┌─ Exercise material
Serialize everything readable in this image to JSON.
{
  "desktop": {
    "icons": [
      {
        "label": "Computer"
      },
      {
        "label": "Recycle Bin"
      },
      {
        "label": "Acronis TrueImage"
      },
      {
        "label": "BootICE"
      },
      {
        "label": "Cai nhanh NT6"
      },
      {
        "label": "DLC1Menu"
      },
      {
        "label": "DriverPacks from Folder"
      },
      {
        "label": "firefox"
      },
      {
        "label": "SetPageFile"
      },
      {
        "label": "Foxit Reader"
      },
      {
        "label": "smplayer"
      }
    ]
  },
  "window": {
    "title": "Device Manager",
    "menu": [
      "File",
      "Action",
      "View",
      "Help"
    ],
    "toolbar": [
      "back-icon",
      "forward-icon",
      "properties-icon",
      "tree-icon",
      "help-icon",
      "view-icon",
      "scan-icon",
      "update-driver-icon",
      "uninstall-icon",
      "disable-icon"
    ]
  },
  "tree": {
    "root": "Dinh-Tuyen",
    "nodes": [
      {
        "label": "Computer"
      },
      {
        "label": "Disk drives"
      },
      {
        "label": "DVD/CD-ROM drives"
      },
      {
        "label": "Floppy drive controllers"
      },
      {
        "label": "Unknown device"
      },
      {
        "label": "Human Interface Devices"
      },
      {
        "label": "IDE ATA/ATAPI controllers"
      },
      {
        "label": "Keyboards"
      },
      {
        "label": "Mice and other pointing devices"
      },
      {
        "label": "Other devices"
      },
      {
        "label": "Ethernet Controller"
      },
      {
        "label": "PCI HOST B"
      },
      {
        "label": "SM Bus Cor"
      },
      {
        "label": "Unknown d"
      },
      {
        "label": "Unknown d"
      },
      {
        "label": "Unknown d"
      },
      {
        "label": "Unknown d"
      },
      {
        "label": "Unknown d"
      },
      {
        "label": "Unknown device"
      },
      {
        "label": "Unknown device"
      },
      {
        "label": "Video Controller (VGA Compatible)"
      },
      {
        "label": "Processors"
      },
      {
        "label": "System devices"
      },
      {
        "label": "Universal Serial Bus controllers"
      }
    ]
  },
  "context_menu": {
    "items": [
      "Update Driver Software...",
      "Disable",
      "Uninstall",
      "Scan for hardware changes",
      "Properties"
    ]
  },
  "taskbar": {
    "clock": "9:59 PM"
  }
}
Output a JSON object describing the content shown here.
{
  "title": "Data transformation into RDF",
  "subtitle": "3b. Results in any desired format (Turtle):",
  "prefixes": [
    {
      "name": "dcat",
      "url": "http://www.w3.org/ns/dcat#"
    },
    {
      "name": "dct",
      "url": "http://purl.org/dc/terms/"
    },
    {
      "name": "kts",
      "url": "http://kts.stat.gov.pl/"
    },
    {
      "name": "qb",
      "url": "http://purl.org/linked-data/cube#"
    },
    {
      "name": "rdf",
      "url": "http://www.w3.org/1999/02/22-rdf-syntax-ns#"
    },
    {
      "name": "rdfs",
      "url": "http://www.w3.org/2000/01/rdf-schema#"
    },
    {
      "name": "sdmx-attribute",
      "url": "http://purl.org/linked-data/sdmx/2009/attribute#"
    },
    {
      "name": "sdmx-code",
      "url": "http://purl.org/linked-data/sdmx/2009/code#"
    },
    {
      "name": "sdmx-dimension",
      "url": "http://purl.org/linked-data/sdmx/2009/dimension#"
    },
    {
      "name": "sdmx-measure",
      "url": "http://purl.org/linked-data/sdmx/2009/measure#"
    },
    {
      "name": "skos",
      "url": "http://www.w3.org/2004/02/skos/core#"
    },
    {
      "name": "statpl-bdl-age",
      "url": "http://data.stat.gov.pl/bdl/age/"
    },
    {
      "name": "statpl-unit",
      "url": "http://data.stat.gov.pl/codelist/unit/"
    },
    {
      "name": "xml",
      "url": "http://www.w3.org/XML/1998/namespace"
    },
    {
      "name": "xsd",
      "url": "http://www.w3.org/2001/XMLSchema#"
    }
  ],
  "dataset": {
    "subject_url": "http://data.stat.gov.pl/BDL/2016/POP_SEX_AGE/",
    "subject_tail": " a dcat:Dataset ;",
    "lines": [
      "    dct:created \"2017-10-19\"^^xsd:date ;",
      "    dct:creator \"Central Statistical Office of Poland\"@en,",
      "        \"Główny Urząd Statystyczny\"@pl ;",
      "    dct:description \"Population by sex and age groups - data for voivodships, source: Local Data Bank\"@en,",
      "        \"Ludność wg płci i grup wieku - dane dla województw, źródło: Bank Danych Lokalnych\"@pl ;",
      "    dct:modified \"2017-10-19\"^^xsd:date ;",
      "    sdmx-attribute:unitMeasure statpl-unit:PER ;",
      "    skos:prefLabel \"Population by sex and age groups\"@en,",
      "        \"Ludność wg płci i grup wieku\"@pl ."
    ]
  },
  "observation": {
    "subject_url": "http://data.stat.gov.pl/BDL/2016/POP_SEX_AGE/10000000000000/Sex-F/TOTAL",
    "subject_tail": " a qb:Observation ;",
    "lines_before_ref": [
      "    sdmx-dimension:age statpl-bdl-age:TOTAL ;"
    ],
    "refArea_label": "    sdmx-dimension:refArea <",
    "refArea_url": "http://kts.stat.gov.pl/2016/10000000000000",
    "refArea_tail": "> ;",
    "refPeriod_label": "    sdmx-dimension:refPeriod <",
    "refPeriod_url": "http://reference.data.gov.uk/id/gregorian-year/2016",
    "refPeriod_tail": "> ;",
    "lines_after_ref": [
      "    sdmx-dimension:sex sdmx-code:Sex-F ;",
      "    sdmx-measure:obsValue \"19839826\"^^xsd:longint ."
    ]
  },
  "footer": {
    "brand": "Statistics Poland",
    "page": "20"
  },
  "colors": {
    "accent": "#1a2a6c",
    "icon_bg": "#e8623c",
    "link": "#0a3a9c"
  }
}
└─
Repeat the data precisely, reproducing every entry.

## Exercise response
Serialize everything readable in this image to JSON.
{
  "desktop": {
    "icons": [
      {
        "label": "Computer"
      },
      {
        "label": "Recycle Bin"
      },
      {
        "label": "Acronis TrueImage"
      },
      {
        "label": "BootICE"
      },
      {
        "label": "Cai nhanh NT6"
      },
      {
        "label": "DLC1Menu"
      },
      {
        "label": "DriverPacks from Folder"
      },
      {
        "label": "firefox"
      },
      {
        "label": "SetPageFile"
      },
      {
        "label": "Foxit Reader"
      },
      {
        "label": "smplayer"
      }
    ]
  },
  "window": {
    "title": "Device Manager",
    "menu": [
      "File",
      "Action",
      "View",
      "Help"
    ],
    "toolbar": [
      "back-icon",
      "forward-icon",
      "properties-icon",
      "tree-icon",
      "help-icon",
      "view-icon",
      "scan-icon",
      "update-driver-icon",
      "uninstall-icon",
      "disable-icon"
    ]
  },
  "tree": {
    "root": "Dinh-Tuyen",
    "nodes": [
      {
        "label": "Computer"
      },
      {
        "label": "Disk drives"
      },
      {
        "label": "DVD/CD-ROM drives"
      },
      {
        "label": "Floppy drive controllers"
      },
      {
        "label": "Unknown device"
      },
      {
        "label": "Human Interface Devices"
      },
      {
        "label": "IDE ATA/ATAPI controllers"
      },
      {
        "label": "Keyboards"
      },
      {
        "label": "Mice and other pointing devices"
      },
      {
        "label": "Other devices"
      },
      {
        "label": "Ethernet Controller"
      },
      {
        "label": "PCI HOST B"
      },
      {
        "label": "SM Bus Cor"
      },
      {
        "label": "Unknown d"
      },
      {
        "label": "Unknown d"
      },
      {
        "label": "Unknown d"
      },
      {
        "label": "Unknown d"
      },
      {
        "label": "Unknown d"
      },
      {
        "label": "Unknown device"
      },
      {
        "label": "Unknown device"
      },
      {
        "label": "Video Controller (VGA Compatible)"
      },
      {
        "label": "Processors"
      },
      {
        "label": "System devices"
      },
      {
        "label": "Universal Serial Bus controllers"
      }
    ]
  },
  "context_menu": {
    "items": [
      "Update Driver Software...",
      "Disable",
      "Uninstall",
      "Scan for hardware changes",
      "Properties"
    ]
  },
  "taskbar": {
    "clock": "9:59 PM"
  }
}
Output a JSON object describing the content shown here.
{
  "title": "Data transformation into RDF",
  "subtitle": "3b. Results in any desired format (Turtle):",
  "prefixes": [
    {
      "name": "dcat",
      "url": "http://www.w3.org/ns/dcat#"
    },
    {
      "name": "dct",
      "url": "http://purl.org/dc/terms/"
    },
    {
      "name": "kts",
      "url": "http://kts.stat.gov.pl/"
    },
    {
      "name": "qb",
      "url": "http://purl.org/linked-data/cube#"
    },
    {
      "name": "rdf",
      "url": "http://www.w3.org/1999/02/22-rdf-syntax-ns#"
    },
    {
      "name": "rdfs",
      "url": "http://www.w3.org/2000/01/rdf-schema#"
    },
    {
      "name": "sdmx-attribute",
      "url": "http://purl.org/linked-data/sdmx/2009/attribute#"
    },
    {
      "name": "sdmx-code",
      "url": "http://purl.org/linked-data/sdmx/2009/code#"
    },
    {
      "name": "sdmx-dimension",
      "url": "http://purl.org/linked-data/sdmx/2009/dimension#"
    },
    {
      "name": "sdmx-measure",
      "url": "http://purl.org/linked-data/sdmx/2009/measure#"
    },
    {
      "name": "skos",
      "url": "http://www.w3.org/2004/02/skos/core#"
    },
    {
      "name": "statpl-bdl-age",
      "url": "http://data.stat.gov.pl/bdl/age/"
    },
    {
      "name": "statpl-unit",
      "url": "http://data.stat.gov.pl/codelist/unit/"
    },
    {
      "name": "xml",
      "url": "http://www.w3.org/XML/1998/namespace"
    },
    {
      "name": "xsd",
      "url": "http://www.w3.org/2001/XMLSchema#"
    }
  ],
  "dataset": {
    "subject_url": "http://data.stat.gov.pl/BDL/2016/POP_SEX_AGE/",
    "subject_tail": " a dcat:Dataset ;",
    "lines": [
      "    dct:created \"2017-10-19\"^^xsd:date ;",
      "    dct:creator \"Central Statistical Office of Poland\"@en,",
      "        \"Główny Urząd Statystyczny\"@pl ;",
      "    dct:description \"Population by sex and age groups - data for voivodships, source: Local Data Bank\"@en,",
      "        \"Ludność wg płci i grup wieku - dane dla województw, źródło: Bank Danych Lokalnych\"@pl ;",
      "    dct:modified \"2017-10-19\"^^xsd:date ;",
      "    sdmx-attribute:unitMeasure statpl-unit:PER ;",
      "    skos:prefLabel \"Population by sex and age groups\"@en,",
      "        \"Ludność wg płci i grup wieku\"@pl ."
    ]
  },
  "observation": {
    "subject_url": "http://data.stat.gov.pl/BDL/2016/POP_SEX_AGE/10000000000000/Sex-F/TOTAL",
    "subject_tail": " a qb:Observation ;",
    "lines_before_ref": [
      "    sdmx-dimension:age statpl-bdl-age:TOTAL ;"
    ],
    "refArea_label": "    sdmx-dimension:refArea <",
    "refArea_url": "http://kts.stat.gov.pl/2016/10000000000000",
    "refArea_tail": "> ;",
    "refPeriod_label": "    sdmx-dimension:refPeriod <",
    "refPeriod_url": "http://reference.data.gov.uk/id/gregorian-year/2016",
    "refPeriod_tail": "> ;",
    "lines_after_ref": [
      "    sdmx-dimension:sex sdmx-code:Sex-F ;",
      "    sdmx-measure:obsValue \"19839826\"^^xsd:longint ."
    ]
  },
  "footer": {
    "brand": "Statistics Poland",
    "page": "20"
  },
  "colors": {
    "accent": "#1a2a6c",
    "icon_bg": "#e8623c",
    "link": "#0a3a9c"
  }
}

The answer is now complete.